(Stored data)
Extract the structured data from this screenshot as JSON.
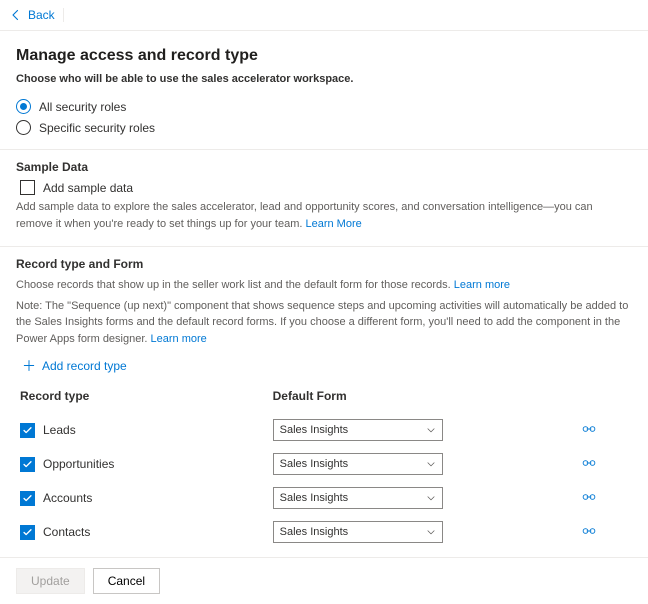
{
  "back_label": "Back",
  "title": "Manage access and record type",
  "subtitle": "Choose who will be able to use the sales accelerator workspace.",
  "roles": {
    "all": {
      "label": "All security roles",
      "selected": true
    },
    "specific": {
      "label": "Specific security roles",
      "selected": false
    }
  },
  "sample": {
    "section_title": "Sample Data",
    "checkbox_label": "Add sample data",
    "checked": false,
    "help": "Add sample data to explore the sales accelerator, lead and opportunity scores, and conversation intelligence—you can remove it when you're ready to set things up for your team. ",
    "learn_more": "Learn More"
  },
  "recordtype": {
    "section_title": "Record type and Form",
    "help1": "Choose records that show up in the seller work list and the default form for those records. ",
    "learn_more1": "Learn more",
    "help2": "Note: The \"Sequence (up next)\" component that shows sequence steps and upcoming activities will automatically be added to the Sales Insights forms and the default record forms. If you choose a different form, you'll need to add the component in the Power Apps form designer. ",
    "learn_more2": "Learn more",
    "add_label": "Add record type",
    "col_record": "Record type",
    "col_form": "Default Form",
    "rows": [
      {
        "label": "Leads",
        "checked": true,
        "form": "Sales Insights"
      },
      {
        "label": "Opportunities",
        "checked": true,
        "form": "Sales Insights"
      },
      {
        "label": "Accounts",
        "checked": true,
        "form": "Sales Insights"
      },
      {
        "label": "Contacts",
        "checked": true,
        "form": "Sales Insights"
      }
    ]
  },
  "footer": {
    "update": "Update",
    "cancel": "Cancel"
  }
}
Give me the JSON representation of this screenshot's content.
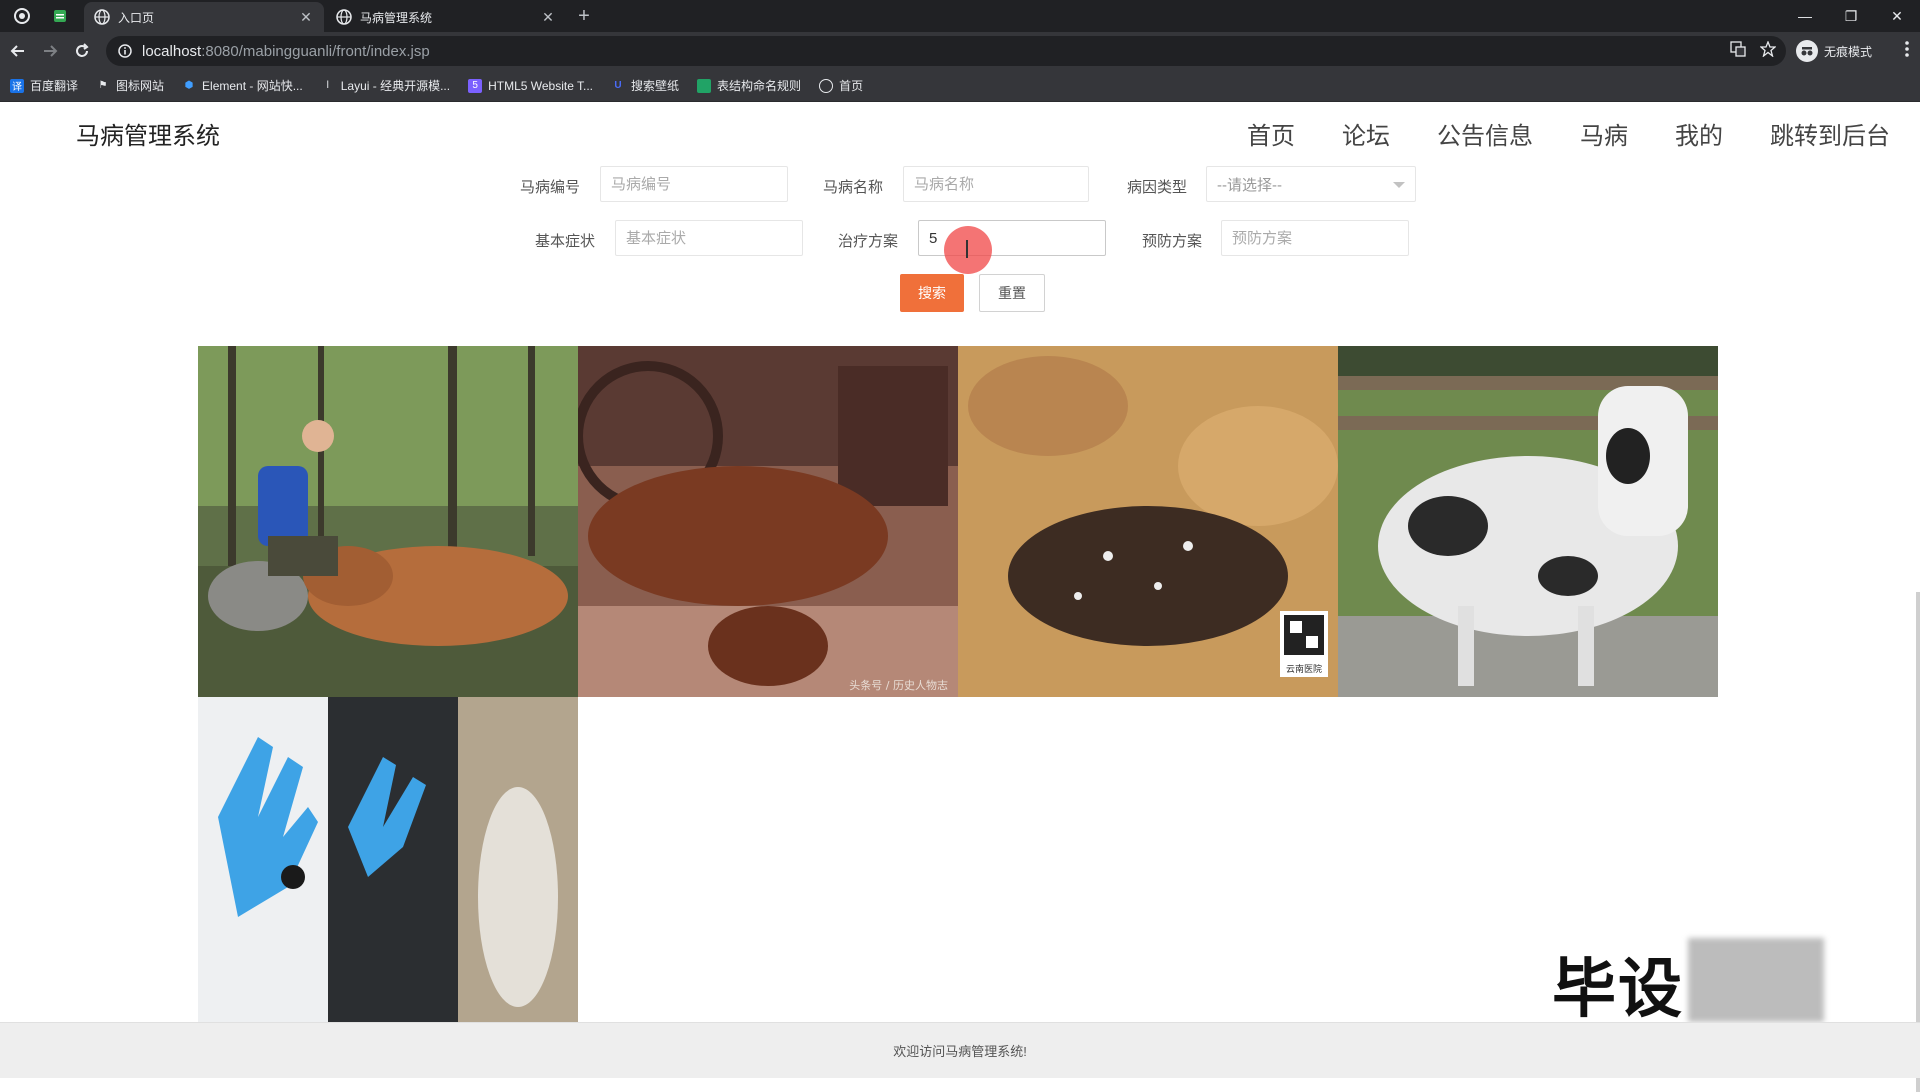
{
  "browser": {
    "tabs": [
      {
        "title": "",
        "favicon_color": "#34a853"
      },
      {
        "title": "入口页",
        "active": true
      },
      {
        "title": "马病管理系统",
        "active": false
      }
    ],
    "url_host": "localhost",
    "url_path": ":8080/mabingguanli/front/index.jsp",
    "profile_label": "无痕模式",
    "bookmarks": [
      {
        "label": "百度翻译",
        "color": "#1a73e8"
      },
      {
        "label": "图标网站",
        "color": "#e8eaed"
      },
      {
        "label": "Element - 网站快...",
        "color": "#409eff"
      },
      {
        "label": "Layui - 经典开源模...",
        "color": "#e8eaed"
      },
      {
        "label": "HTML5 Website T...",
        "color": "#7b61ff"
      },
      {
        "label": "搜索壁纸",
        "color": "#4a6cf7"
      },
      {
        "label": "表结构命名规则",
        "color": "#21a366"
      },
      {
        "label": "首页",
        "color": "#e8eaed"
      }
    ]
  },
  "site": {
    "brand": "马病管理系统",
    "nav": [
      "首页",
      "论坛",
      "公告信息",
      "马病",
      "我的",
      "跳转到后台"
    ]
  },
  "search": {
    "fields": {
      "code": {
        "label": "马病编号",
        "placeholder": "马病编号",
        "value": ""
      },
      "name": {
        "label": "马病名称",
        "placeholder": "马病名称",
        "value": ""
      },
      "type": {
        "label": "病因类型",
        "selected": "--请选择--"
      },
      "symptom": {
        "label": "基本症状",
        "placeholder": "基本症状",
        "value": ""
      },
      "treatment": {
        "label": "治疗方案",
        "placeholder": "治疗方案",
        "value": "5"
      },
      "prevention": {
        "label": "预防方案",
        "placeholder": "预防方案",
        "value": ""
      }
    },
    "search_label": "搜索",
    "reset_label": "重置"
  },
  "gallery": {
    "items": [
      {
        "caption": ""
      },
      {
        "caption": "头条号 / 历史人物志"
      },
      {
        "caption": "云南医院"
      },
      {
        "caption": ""
      },
      {
        "caption": ""
      }
    ]
  },
  "watermark": "毕设",
  "footer": "欢迎访问马病管理系统!"
}
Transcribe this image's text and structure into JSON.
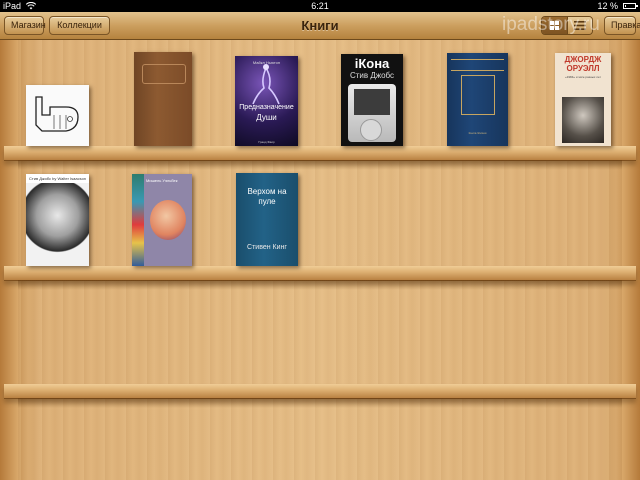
{
  "status": {
    "carrier": "iPad",
    "time": "6:21",
    "battery_pct": "12 %",
    "battery_level": 0.12
  },
  "navbar": {
    "store_label": "Магазин",
    "collections_label": "Коллекции",
    "title": "Книги",
    "edit_label": "Правка",
    "watermark": "ipadstory.ru"
  },
  "books": [
    {
      "id": "thumbs-book",
      "cover": "drawing-of-thumbs-up-hand"
    },
    {
      "id": "signature-book",
      "cover": "brown-leather-with-signature"
    },
    {
      "id": "soul-purpose",
      "author": "Майкл Ньютон",
      "title_line1": "Предназначение",
      "title_line2": "Души",
      "publisher": "Гранд Фаир"
    },
    {
      "id": "icon-jobs",
      "title": "iКона",
      "author": "Стив Джобс"
    },
    {
      "id": "blue-classic",
      "publisher": "Книга Жизни"
    },
    {
      "id": "orwell",
      "title": "ДЖОРДЖ ОРУЭЛЛ",
      "subtitle": "«1984» и эссе разных лет"
    },
    {
      "id": "steve-jobs-isaacson",
      "header": "Стив Джобс by Walter Isaacson"
    },
    {
      "id": "houellebecq",
      "name": "Мишель Уэльбек"
    },
    {
      "id": "stephen-king",
      "title_line1": "Верхом на",
      "title_line2": "пуле",
      "author": "Стивен Кинг"
    }
  ],
  "colors": {
    "nav_text": "#3a230b",
    "wood_light": "#e5bd86",
    "wood_dark": "#b98142"
  }
}
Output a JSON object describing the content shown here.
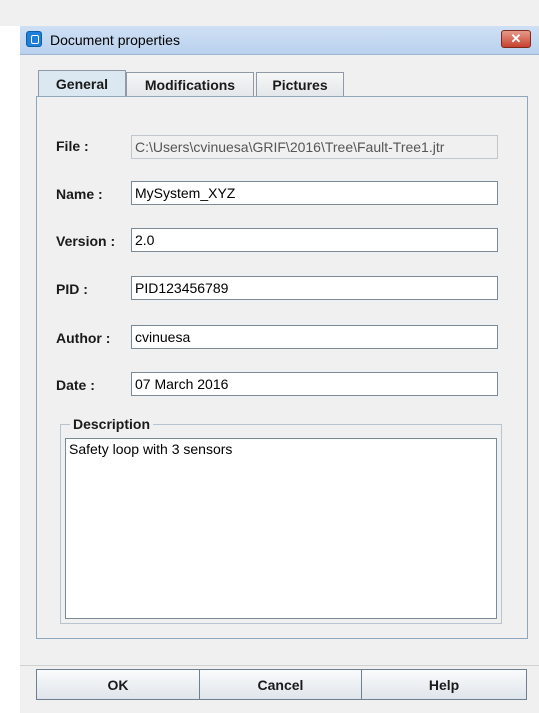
{
  "window": {
    "title": "Document properties",
    "close_glyph": "✕"
  },
  "tabs": [
    {
      "label": "General",
      "active": true
    },
    {
      "label": "Modifications",
      "active": false
    },
    {
      "label": "Pictures",
      "active": false
    }
  ],
  "form": {
    "file": {
      "label": "File :",
      "value": "C:\\Users\\cvinuesa\\GRIF\\2016\\Tree\\Fault-Tree1.jtr"
    },
    "name": {
      "label": "Name :",
      "value": "MySystem_XYZ"
    },
    "version": {
      "label": "Version :",
      "value": "2.0"
    },
    "pid": {
      "label": "PID :",
      "value": "PID123456789"
    },
    "author": {
      "label": "Author :",
      "value": "cvinuesa"
    },
    "date": {
      "label": "Date :",
      "value": "07 March 2016"
    }
  },
  "description": {
    "legend": "Description",
    "value": "Safety loop with 3 sensors"
  },
  "buttons": {
    "ok": "OK",
    "cancel": "Cancel",
    "help": "Help"
  },
  "icons": {
    "app": "document-app-icon",
    "close": "close-icon"
  }
}
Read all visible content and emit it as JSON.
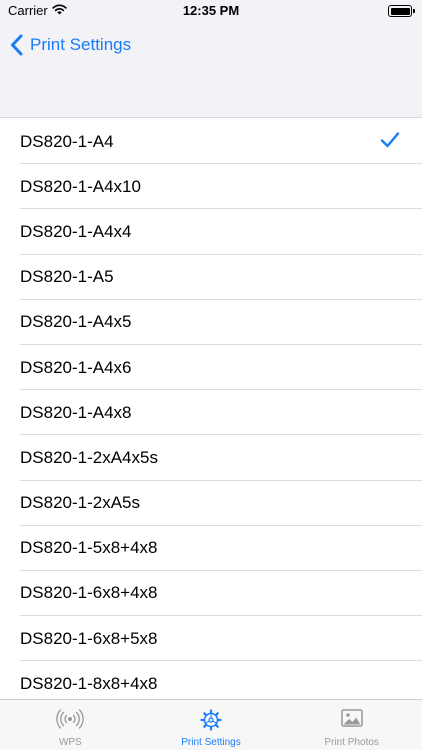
{
  "status_bar": {
    "carrier": "Carrier",
    "time": "12:35 PM"
  },
  "nav": {
    "back_label": "Print Settings"
  },
  "colors": {
    "accent": "#1a7cf5",
    "tab_inactive": "#999999",
    "bar_background": "#f2f2f7"
  },
  "settings_list": {
    "selected_index": 0,
    "items": [
      {
        "label": "DS820-1-A4",
        "checked": true
      },
      {
        "label": "DS820-1-A4x10",
        "checked": false
      },
      {
        "label": "DS820-1-A4x4",
        "checked": false
      },
      {
        "label": "DS820-1-A5",
        "checked": false
      },
      {
        "label": "DS820-1-A4x5",
        "checked": false
      },
      {
        "label": "DS820-1-A4x6",
        "checked": false
      },
      {
        "label": "DS820-1-A4x8",
        "checked": false
      },
      {
        "label": "DS820-1-2xA4x5s",
        "checked": false
      },
      {
        "label": "DS820-1-2xA5s",
        "checked": false
      },
      {
        "label": "DS820-1-5x8+4x8",
        "checked": false
      },
      {
        "label": "DS820-1-6x8+4x8",
        "checked": false
      },
      {
        "label": "DS820-1-6x8+5x8",
        "checked": false
      },
      {
        "label": "DS820-1-8x8+4x8",
        "checked": false
      }
    ]
  },
  "tab_bar": {
    "tabs": [
      {
        "label": "WPS",
        "icon": "wireless-signal-icon",
        "active": false
      },
      {
        "label": "Print Settings",
        "icon": "settings-gear-icon",
        "active": true
      },
      {
        "label": "Print Photos",
        "icon": "photo-icon",
        "active": false
      }
    ]
  }
}
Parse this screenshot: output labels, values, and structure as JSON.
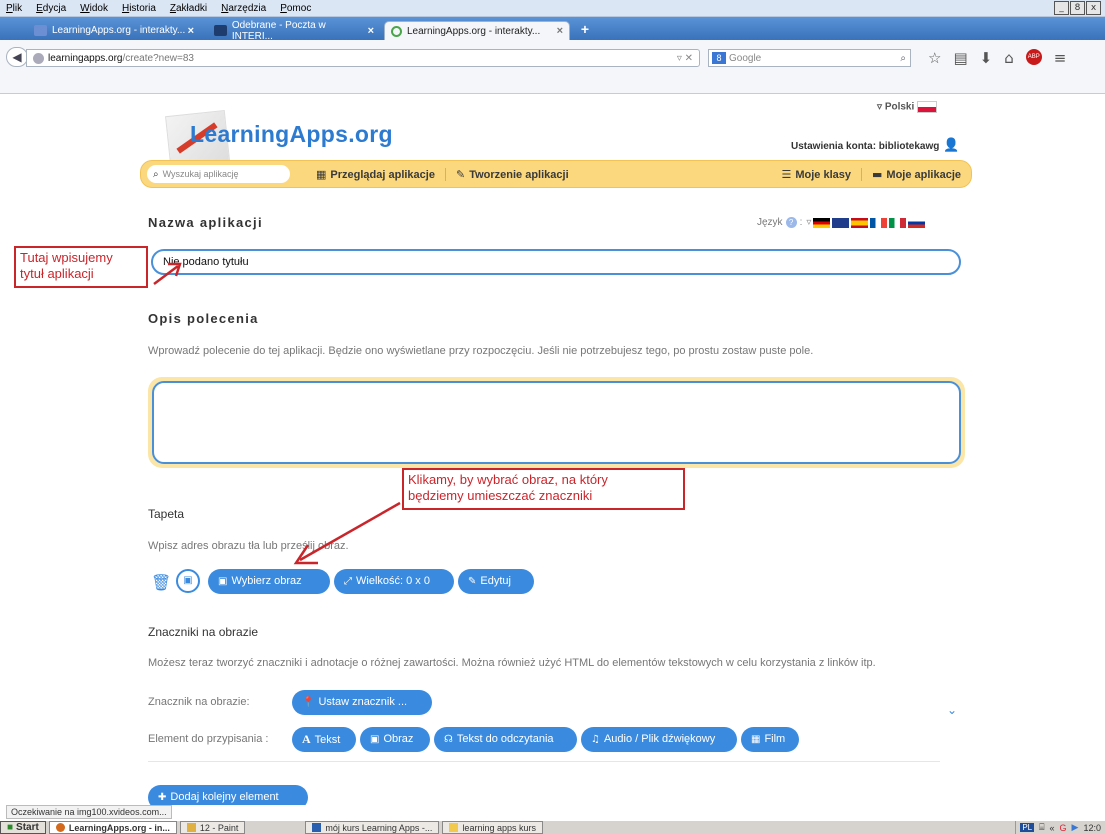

* Stated goal:
Establish how many lines of the records contain the string "content" and state that number without elaboration.

* Task response:
3